(Dataset rows about figures)
>>>

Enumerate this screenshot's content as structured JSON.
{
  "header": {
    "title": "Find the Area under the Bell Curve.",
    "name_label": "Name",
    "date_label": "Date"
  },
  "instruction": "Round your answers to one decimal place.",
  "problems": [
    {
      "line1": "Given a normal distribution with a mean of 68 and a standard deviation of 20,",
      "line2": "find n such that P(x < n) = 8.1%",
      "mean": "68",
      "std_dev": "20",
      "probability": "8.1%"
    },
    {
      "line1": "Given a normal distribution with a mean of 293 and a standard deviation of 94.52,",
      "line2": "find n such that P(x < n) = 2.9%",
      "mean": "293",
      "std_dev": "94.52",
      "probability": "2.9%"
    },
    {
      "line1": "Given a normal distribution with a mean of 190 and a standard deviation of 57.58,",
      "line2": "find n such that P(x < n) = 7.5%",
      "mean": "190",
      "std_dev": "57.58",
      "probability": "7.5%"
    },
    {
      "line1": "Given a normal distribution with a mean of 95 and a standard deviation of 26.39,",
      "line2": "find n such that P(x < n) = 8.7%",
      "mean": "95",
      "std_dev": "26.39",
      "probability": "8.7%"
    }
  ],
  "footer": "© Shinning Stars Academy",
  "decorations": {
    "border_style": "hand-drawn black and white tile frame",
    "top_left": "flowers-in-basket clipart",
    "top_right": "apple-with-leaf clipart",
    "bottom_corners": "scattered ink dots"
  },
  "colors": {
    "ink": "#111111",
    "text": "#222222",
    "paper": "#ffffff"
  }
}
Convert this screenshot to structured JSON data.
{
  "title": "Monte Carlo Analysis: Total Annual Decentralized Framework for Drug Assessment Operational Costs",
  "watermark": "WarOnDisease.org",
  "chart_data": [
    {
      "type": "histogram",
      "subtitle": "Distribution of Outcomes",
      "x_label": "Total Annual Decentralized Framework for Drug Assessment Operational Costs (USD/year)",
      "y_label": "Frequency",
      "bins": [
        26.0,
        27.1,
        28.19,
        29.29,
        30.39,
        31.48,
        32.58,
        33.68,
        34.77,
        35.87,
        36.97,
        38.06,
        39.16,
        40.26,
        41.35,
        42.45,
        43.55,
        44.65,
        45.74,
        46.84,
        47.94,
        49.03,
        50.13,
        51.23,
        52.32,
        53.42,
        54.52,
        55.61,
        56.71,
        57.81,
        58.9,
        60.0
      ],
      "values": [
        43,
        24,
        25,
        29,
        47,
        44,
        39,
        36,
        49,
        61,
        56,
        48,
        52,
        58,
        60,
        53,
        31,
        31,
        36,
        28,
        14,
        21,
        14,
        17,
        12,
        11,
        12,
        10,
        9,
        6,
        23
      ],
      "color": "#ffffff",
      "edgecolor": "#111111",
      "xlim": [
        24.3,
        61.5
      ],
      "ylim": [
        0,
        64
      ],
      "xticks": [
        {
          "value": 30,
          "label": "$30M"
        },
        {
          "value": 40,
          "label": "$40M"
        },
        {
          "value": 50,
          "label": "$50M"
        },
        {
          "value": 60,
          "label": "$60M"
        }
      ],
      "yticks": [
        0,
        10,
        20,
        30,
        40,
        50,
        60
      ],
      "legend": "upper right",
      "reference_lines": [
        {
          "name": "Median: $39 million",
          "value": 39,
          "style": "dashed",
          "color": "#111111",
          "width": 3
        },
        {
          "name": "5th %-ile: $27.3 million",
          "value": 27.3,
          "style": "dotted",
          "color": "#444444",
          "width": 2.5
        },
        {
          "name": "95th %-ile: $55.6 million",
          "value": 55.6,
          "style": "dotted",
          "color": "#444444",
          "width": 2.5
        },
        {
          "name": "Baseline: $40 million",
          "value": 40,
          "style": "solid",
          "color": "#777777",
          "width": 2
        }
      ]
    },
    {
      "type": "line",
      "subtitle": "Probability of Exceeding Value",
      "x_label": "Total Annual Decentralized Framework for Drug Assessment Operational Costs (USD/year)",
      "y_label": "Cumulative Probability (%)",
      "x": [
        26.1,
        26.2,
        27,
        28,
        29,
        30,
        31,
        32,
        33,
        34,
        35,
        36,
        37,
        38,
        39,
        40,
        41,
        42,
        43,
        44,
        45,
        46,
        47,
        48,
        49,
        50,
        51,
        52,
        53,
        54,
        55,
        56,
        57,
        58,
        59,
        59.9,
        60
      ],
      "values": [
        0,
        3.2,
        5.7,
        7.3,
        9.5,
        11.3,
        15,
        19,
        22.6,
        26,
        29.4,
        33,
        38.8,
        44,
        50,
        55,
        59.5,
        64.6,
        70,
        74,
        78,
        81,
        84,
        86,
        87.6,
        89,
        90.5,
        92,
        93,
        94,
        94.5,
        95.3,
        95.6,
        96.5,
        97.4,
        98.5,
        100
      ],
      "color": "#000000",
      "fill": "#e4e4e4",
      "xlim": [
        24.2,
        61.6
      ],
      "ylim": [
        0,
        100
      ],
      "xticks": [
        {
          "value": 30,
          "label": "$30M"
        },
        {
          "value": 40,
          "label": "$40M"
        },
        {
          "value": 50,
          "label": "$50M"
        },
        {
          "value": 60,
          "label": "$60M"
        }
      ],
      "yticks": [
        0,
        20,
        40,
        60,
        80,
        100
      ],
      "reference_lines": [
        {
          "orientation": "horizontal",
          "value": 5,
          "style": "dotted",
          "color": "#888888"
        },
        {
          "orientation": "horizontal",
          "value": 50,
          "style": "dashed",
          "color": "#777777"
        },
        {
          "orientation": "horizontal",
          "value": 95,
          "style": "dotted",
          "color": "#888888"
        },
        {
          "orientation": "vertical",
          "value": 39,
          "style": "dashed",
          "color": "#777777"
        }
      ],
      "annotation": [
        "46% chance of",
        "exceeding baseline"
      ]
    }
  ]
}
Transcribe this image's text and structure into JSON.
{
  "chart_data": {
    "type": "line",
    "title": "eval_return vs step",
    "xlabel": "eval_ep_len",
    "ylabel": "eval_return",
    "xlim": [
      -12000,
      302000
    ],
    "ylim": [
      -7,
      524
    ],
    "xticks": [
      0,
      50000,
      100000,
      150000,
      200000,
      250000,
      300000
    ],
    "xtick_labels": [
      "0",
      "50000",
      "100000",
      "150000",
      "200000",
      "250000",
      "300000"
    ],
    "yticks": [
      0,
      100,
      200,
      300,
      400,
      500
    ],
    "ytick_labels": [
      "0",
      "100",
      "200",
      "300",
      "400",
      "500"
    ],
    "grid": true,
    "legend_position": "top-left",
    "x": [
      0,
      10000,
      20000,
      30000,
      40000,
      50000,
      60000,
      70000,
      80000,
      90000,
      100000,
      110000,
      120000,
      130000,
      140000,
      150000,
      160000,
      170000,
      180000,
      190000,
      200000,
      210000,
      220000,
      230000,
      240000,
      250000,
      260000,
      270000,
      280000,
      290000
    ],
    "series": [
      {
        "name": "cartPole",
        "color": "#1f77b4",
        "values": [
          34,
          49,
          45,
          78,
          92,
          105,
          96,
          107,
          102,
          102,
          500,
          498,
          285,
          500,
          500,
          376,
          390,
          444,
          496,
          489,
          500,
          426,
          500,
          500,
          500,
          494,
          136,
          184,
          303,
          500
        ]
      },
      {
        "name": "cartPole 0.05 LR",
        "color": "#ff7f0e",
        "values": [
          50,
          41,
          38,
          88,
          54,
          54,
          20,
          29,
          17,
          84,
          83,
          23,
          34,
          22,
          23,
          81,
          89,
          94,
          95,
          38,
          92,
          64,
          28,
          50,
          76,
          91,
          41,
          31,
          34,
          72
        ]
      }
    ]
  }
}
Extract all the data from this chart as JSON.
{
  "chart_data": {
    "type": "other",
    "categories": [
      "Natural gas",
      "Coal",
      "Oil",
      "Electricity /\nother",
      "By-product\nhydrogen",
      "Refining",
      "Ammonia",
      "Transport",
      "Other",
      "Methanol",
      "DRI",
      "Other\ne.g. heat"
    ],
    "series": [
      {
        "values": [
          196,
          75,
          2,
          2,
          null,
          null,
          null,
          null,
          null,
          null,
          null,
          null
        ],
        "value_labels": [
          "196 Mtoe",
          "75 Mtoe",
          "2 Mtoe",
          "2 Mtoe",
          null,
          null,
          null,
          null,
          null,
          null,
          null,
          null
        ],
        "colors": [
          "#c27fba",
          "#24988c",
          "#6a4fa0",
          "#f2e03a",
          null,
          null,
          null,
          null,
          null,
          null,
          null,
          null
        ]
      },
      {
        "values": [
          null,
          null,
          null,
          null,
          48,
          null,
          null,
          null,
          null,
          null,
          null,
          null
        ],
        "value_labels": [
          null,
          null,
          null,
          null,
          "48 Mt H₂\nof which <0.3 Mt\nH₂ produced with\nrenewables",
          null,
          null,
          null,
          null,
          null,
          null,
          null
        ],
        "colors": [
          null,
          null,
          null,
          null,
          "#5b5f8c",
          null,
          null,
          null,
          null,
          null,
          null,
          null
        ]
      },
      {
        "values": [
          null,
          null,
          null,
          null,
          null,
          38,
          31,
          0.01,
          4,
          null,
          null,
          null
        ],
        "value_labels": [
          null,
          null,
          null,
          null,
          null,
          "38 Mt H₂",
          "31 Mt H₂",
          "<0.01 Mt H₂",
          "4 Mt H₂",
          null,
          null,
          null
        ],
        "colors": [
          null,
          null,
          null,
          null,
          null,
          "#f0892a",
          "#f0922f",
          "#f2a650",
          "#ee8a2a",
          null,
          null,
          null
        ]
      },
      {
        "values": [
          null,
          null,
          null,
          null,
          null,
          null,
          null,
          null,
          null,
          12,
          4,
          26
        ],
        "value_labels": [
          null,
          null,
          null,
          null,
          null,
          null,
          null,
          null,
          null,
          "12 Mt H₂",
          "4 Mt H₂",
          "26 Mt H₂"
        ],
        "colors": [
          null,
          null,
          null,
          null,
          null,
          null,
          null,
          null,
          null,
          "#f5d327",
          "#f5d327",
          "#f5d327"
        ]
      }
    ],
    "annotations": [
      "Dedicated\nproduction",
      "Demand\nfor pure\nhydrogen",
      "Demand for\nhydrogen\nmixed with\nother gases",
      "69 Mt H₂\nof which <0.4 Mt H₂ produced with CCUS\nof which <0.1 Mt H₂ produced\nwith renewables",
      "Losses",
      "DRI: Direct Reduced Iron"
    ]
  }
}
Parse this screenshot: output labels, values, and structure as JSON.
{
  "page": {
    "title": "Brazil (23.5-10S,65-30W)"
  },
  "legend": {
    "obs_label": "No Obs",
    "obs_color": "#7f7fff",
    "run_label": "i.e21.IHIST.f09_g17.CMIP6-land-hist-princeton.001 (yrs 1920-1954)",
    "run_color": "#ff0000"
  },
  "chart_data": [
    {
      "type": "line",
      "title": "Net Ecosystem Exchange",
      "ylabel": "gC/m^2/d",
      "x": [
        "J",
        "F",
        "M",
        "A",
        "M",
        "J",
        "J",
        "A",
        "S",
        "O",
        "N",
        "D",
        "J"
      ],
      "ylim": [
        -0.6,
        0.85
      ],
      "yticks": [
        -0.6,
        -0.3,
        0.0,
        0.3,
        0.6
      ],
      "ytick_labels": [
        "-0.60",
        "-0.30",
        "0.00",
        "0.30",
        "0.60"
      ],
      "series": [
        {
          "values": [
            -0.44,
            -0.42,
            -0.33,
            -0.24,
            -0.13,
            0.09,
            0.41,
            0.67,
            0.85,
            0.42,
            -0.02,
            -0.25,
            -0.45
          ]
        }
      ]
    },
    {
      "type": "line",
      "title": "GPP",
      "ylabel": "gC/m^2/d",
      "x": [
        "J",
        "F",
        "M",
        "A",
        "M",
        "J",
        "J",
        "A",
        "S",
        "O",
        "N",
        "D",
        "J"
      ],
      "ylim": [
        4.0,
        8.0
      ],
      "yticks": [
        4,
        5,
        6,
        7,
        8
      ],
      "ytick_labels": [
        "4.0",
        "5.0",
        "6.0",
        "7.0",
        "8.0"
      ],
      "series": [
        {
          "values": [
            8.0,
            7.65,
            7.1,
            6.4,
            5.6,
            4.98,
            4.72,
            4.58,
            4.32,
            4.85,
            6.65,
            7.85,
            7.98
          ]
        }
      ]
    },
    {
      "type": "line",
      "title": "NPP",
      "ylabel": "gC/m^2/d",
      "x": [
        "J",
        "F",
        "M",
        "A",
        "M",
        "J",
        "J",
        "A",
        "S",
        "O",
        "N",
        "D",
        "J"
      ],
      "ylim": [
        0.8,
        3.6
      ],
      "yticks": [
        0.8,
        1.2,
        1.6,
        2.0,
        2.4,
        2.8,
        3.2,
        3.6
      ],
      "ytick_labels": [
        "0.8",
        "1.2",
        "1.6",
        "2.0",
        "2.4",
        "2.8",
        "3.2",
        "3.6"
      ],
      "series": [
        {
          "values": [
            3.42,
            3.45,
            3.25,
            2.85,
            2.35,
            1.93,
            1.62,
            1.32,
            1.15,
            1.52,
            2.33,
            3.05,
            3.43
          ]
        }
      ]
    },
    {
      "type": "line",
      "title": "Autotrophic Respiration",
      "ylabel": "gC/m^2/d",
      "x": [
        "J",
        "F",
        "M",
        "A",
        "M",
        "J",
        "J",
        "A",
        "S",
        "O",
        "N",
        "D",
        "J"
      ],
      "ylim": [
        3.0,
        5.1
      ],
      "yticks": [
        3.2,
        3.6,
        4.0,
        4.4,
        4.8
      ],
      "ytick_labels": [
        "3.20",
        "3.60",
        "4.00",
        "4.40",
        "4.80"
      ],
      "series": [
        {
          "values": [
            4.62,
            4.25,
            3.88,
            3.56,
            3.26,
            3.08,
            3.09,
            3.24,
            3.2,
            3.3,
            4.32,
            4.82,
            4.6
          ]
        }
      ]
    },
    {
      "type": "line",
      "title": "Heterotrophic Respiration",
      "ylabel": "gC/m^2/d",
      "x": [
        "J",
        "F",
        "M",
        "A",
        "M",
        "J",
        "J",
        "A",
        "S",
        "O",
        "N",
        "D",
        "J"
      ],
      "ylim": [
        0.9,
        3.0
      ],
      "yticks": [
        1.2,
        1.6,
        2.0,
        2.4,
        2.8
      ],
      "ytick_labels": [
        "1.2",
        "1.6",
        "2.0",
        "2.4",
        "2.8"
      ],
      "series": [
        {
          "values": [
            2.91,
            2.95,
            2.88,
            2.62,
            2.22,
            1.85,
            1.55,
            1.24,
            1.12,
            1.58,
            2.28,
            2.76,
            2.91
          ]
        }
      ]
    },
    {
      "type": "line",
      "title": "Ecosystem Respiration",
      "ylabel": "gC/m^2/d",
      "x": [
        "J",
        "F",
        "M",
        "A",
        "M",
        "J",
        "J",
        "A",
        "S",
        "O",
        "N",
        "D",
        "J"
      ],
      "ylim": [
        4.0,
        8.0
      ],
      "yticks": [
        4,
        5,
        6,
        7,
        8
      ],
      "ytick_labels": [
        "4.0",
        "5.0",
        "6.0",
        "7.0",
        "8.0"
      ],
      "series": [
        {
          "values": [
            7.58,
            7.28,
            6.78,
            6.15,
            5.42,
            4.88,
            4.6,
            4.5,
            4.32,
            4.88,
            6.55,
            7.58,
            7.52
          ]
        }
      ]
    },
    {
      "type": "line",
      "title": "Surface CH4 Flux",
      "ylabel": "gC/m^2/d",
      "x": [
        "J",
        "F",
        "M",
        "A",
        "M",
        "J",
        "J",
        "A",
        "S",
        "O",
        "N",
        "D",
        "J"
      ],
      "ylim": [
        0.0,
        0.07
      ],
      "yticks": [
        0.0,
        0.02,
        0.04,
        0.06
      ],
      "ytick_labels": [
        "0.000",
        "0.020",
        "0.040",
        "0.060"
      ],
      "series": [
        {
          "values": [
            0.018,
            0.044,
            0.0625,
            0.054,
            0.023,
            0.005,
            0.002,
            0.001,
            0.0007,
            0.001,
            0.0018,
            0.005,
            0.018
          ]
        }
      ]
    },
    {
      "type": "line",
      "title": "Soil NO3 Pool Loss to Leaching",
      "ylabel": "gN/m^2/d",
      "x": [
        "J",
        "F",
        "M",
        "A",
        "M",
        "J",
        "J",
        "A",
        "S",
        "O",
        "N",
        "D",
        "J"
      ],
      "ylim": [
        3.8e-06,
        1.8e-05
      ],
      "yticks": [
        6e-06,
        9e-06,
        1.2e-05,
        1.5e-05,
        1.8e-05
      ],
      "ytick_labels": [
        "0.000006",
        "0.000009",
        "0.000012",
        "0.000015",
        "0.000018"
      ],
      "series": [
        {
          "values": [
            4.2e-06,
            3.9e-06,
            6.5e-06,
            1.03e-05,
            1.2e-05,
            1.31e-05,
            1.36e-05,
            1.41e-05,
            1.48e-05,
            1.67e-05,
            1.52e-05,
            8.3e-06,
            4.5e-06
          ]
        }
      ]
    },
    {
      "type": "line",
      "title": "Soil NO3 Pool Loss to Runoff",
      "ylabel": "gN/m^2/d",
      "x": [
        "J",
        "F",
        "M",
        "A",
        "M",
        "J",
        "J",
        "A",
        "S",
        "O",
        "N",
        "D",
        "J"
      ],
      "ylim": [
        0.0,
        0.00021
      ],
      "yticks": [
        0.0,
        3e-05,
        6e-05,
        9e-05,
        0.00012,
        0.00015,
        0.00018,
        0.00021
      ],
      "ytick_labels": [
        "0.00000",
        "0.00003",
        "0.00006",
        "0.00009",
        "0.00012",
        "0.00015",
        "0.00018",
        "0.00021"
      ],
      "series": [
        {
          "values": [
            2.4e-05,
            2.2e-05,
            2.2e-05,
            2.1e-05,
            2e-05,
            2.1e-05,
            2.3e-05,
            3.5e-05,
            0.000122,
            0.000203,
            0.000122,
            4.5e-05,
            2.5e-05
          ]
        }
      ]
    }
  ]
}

<<<

Exercise.
Which lines hold the word "Soil"? Copy every one of them.

The result.
      "title": "Soil NO3 Pool Loss to Leaching",
      "title": "Soil NO3 Pool Loss to Runoff",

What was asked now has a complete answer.